▼

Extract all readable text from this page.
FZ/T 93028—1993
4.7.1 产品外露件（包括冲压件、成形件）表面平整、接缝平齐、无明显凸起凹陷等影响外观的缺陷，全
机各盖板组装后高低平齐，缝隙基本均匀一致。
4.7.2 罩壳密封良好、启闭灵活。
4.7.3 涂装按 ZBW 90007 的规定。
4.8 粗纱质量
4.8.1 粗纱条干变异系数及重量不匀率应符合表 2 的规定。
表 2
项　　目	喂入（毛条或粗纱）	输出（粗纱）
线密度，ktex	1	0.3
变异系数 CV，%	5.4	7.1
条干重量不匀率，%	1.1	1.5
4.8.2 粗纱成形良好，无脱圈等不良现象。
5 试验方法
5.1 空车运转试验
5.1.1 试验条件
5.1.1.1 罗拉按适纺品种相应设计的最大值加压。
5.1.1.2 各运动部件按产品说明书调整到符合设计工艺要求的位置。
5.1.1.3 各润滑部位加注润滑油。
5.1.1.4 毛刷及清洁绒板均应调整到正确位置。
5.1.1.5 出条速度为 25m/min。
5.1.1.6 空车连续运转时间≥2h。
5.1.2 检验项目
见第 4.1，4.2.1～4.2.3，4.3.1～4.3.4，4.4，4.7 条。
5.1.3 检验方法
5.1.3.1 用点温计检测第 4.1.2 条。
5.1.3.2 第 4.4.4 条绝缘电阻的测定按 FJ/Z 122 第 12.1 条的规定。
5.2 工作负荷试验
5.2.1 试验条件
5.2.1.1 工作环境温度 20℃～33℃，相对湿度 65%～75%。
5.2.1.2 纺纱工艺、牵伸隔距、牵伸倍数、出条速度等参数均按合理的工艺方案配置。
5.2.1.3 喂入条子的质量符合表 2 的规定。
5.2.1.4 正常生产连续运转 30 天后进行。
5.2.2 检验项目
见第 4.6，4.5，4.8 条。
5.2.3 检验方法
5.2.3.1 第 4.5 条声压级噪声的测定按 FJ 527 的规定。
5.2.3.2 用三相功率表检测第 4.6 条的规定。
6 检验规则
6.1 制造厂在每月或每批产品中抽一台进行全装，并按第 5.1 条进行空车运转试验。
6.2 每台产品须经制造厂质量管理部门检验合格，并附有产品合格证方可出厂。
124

▲

*Directive*
Take the listing above and write it out again exactly.

*Expected output*
Extract all readable text from this page.
FZ/T 93028—1993
4.7.1 产品外露件（包括冲压件、成形件）表面平整、接缝平齐、无明显凸起凹陷等影响外观的缺陷，全
机各盖板组装后高低平齐，缝隙基本均匀一致。
4.7.2 罩壳密封良好、启闭灵活。
4.7.3 涂装按 ZBW 90007 的规定。
4.8 粗纱质量
4.8.1 粗纱条干变异系数及重量不匀率应符合表 2 的规定。
表 2
项　　目	喂入（毛条或粗纱）	输出（粗纱）
线密度，ktex	1	0.3
变异系数 CV，%	5.4	7.1
条干重量不匀率，%	1.1	1.5
4.8.2 粗纱成形良好，无脱圈等不良现象。
5 试验方法
5.1 空车运转试验
5.1.1 试验条件
5.1.1.1 罗拉按适纺品种相应设计的最大值加压。
5.1.1.2 各运动部件按产品说明书调整到符合设计工艺要求的位置。
5.1.1.3 各润滑部位加注润滑油。
5.1.1.4 毛刷及清洁绒板均应调整到正确位置。
5.1.1.5 出条速度为 25m/min。
5.1.1.6 空车连续运转时间≥2h。
5.1.2 检验项目
见第 4.1，4.2.1～4.2.3，4.3.1～4.3.4，4.4，4.7 条。
5.1.3 检验方法
5.1.3.1 用点温计检测第 4.1.2 条。
5.1.3.2 第 4.4.4 条绝缘电阻的测定按 FJ/Z 122 第 12.1 条的规定。
5.2 工作负荷试验
5.2.1 试验条件
5.2.1.1 工作环境温度 20℃～33℃，相对湿度 65%～75%。
5.2.1.2 纺纱工艺、牵伸隔距、牵伸倍数、出条速度等参数均按合理的工艺方案配置。
5.2.1.3 喂入条子的质量符合表 2 的规定。
5.2.1.4 正常生产连续运转 30 天后进行。
5.2.2 检验项目
见第 4.6，4.5，4.8 条。
5.2.3 检验方法
5.2.3.1 第 4.5 条声压级噪声的测定按 FJ 527 的规定。
5.2.3.2 用三相功率表检测第 4.6 条的规定。
6 检验规则
6.1 制造厂在每月或每批产品中抽一台进行全装，并按第 5.1 条进行空车运转试验。
6.2 每台产品须经制造厂质量管理部门检验合格，并附有产品合格证方可出厂。
124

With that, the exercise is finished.